Task prompt -> Make an exact copy of the entries below.

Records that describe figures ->
-- START --

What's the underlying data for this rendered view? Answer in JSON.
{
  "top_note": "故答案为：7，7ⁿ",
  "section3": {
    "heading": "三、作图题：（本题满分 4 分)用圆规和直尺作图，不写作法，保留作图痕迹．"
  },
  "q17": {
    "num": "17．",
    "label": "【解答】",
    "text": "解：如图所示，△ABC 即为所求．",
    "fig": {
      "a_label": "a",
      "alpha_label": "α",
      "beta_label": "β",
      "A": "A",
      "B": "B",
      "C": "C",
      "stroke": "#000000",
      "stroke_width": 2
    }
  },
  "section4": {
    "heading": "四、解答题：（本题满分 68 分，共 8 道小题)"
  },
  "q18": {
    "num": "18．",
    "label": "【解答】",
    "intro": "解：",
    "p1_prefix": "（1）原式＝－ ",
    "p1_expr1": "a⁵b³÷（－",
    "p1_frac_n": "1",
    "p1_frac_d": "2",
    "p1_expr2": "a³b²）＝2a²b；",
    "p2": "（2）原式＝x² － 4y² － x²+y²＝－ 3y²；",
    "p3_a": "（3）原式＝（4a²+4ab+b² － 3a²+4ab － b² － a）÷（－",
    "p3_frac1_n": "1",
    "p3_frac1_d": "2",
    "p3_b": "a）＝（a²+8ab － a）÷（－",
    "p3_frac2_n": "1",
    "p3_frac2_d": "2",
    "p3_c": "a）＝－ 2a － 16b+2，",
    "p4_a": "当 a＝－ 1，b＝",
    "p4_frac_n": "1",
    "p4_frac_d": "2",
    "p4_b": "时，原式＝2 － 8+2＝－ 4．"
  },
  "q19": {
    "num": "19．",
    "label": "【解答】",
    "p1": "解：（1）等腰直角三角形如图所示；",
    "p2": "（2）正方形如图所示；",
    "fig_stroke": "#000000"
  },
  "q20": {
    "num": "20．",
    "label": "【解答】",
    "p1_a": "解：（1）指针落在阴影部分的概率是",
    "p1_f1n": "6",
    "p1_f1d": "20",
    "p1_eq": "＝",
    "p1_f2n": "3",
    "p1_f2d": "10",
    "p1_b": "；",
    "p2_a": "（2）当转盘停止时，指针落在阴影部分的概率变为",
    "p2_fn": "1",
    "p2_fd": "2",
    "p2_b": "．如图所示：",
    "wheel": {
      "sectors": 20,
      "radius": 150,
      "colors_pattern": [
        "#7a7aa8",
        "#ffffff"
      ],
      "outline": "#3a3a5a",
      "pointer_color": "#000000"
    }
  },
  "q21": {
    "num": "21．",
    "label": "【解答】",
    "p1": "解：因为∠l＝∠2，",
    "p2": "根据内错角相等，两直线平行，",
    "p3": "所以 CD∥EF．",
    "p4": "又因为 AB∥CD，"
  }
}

-- END --

Written response ->
What's the underlying data for this rendered view? Answer in JSON.
{
  "top_note": "故答案为：7，7ⁿ",
  "section3": {
    "heading": "三、作图题：（本题满分 4 分)用圆规和直尺作图，不写作法，保留作图痕迹．"
  },
  "q17": {
    "num": "17．",
    "label": "【解答】",
    "text": "解：如图所示，△ABC 即为所求．",
    "fig": {
      "a_label": "a",
      "alpha_label": "α",
      "beta_label": "β",
      "A": "A",
      "B": "B",
      "C": "C",
      "stroke": "#000000",
      "stroke_width": 2
    }
  },
  "section4": {
    "heading": "四、解答题：（本题满分 68 分，共 8 道小题)"
  },
  "q18": {
    "num": "18．",
    "label": "【解答】",
    "intro": "解：",
    "p1_prefix": "（1）原式＝－ ",
    "p1_expr1": "a⁵b³÷（－",
    "p1_frac_n": "1",
    "p1_frac_d": "2",
    "p1_expr2": "a³b²）＝2a²b；",
    "p2": "（2）原式＝x² － 4y² － x²+y²＝－ 3y²；",
    "p3_a": "（3）原式＝（4a²+4ab+b² － 3a²+4ab － b² － a）÷（－",
    "p3_frac1_n": "1",
    "p3_frac1_d": "2",
    "p3_b": "a）＝（a²+8ab － a）÷（－",
    "p3_frac2_n": "1",
    "p3_frac2_d": "2",
    "p3_c": "a）＝－ 2a － 16b+2，",
    "p4_a": "当 a＝－ 1，b＝",
    "p4_frac_n": "1",
    "p4_frac_d": "2",
    "p4_b": "时，原式＝2 － 8+2＝－ 4．"
  },
  "q19": {
    "num": "19．",
    "label": "【解答】",
    "p1": "解：（1）等腰直角三角形如图所示；",
    "p2": "（2）正方形如图所示；",
    "fig_stroke": "#000000"
  },
  "q20": {
    "num": "20．",
    "label": "【解答】",
    "p1_a": "解：（1）指针落在阴影部分的概率是",
    "p1_f1n": "6",
    "p1_f1d": "20",
    "p1_eq": "＝",
    "p1_f2n": "3",
    "p1_f2d": "10",
    "p1_b": "；",
    "p2_a": "（2）当转盘停止时，指针落在阴影部分的概率变为",
    "p2_fn": "1",
    "p2_fd": "2",
    "p2_b": "．如图所示：",
    "wheel": {
      "sectors": 20,
      "radius": 150,
      "colors_pattern": [
        "#7a7aa8",
        "#ffffff"
      ],
      "outline": "#3a3a5a",
      "pointer_color": "#000000"
    }
  },
  "q21": {
    "num": "21．",
    "label": "【解答】",
    "p1": "解：因为∠l＝∠2，",
    "p2": "根据内错角相等，两直线平行，",
    "p3": "所以 CD∥EF．",
    "p4": "又因为 AB∥CD，"
  }
}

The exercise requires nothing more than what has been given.